#### Exercise description
Each line containing the word "напорных" should be found and copied.

#### Given data
______________________________

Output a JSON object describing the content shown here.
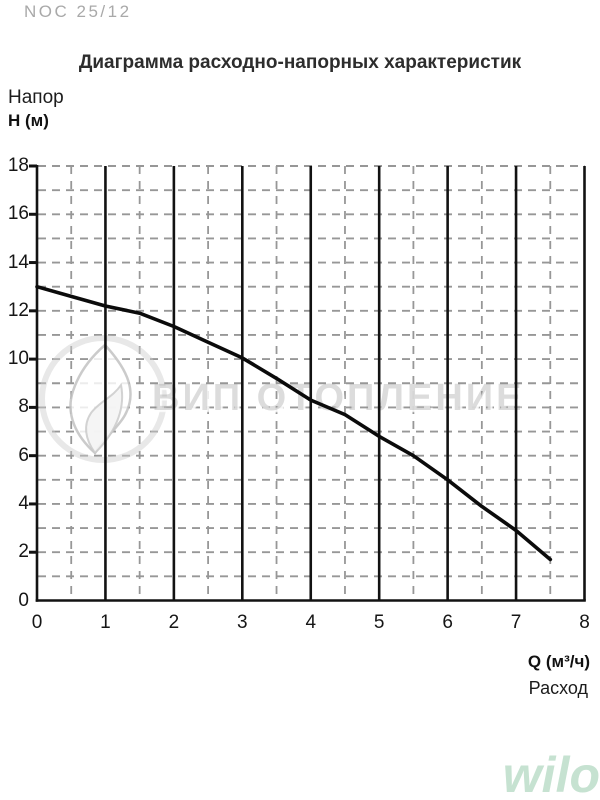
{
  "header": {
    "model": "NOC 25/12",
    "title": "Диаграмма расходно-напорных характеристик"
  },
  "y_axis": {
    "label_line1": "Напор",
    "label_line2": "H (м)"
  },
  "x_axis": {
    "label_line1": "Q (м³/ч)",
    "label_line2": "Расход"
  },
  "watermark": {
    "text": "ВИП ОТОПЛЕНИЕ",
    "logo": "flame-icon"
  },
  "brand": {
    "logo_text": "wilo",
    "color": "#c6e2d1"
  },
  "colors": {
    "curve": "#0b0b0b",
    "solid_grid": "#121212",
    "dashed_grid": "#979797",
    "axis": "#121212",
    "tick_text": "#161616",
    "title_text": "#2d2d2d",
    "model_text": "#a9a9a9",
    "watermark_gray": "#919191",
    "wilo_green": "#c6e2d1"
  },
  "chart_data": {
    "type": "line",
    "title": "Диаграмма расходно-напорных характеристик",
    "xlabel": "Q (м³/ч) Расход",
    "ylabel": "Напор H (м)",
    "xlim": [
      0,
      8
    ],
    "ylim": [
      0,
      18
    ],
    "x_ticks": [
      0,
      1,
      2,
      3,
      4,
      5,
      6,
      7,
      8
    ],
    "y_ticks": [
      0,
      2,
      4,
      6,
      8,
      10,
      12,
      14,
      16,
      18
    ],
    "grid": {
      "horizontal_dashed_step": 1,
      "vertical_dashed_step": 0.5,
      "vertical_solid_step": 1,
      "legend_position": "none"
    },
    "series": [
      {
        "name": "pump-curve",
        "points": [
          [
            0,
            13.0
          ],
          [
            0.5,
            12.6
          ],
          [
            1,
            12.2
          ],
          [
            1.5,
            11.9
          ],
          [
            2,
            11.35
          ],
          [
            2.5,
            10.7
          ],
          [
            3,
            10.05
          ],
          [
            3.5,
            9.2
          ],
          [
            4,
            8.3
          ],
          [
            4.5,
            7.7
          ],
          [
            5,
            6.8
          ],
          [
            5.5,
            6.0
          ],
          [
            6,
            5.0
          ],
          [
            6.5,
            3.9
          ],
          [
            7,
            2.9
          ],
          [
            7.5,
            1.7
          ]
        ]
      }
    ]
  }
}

______________________________

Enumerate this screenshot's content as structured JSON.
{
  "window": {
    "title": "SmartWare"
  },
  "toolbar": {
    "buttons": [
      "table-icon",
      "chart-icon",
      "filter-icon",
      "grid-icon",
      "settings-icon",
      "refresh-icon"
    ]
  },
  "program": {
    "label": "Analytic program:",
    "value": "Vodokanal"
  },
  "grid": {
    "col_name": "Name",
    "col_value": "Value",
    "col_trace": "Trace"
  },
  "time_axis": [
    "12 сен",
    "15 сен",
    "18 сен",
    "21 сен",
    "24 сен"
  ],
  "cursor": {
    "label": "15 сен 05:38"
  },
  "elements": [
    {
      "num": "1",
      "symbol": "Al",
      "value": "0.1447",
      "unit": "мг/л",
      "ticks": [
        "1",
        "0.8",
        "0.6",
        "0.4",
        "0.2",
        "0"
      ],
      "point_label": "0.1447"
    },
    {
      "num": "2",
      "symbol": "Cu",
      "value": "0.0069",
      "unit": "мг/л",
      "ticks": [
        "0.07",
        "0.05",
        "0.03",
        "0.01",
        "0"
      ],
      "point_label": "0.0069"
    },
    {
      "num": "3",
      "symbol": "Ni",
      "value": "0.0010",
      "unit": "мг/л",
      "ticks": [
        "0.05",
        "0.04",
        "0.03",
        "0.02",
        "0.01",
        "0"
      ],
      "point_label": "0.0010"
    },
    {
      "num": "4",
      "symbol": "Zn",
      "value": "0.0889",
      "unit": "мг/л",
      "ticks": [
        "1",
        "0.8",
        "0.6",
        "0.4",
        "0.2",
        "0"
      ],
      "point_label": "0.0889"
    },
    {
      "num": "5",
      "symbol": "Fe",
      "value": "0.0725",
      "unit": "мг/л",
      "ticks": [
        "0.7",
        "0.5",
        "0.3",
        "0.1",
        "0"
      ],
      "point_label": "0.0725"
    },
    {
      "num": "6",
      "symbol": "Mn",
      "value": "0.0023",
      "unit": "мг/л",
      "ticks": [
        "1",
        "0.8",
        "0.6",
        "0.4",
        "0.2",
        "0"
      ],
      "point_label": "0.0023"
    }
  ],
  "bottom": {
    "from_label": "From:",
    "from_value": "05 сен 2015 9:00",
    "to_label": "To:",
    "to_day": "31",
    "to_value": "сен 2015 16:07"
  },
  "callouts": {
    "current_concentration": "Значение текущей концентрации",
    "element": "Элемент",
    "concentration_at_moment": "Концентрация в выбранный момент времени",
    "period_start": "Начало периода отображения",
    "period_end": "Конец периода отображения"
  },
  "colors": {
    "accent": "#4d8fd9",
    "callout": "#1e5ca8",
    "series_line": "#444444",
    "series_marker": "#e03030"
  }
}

______________________________

#### Expected output
    "title": "Диаграмма расходно-напорных характеристик"
    "title": "Диаграмма расходно-напорных характеристик",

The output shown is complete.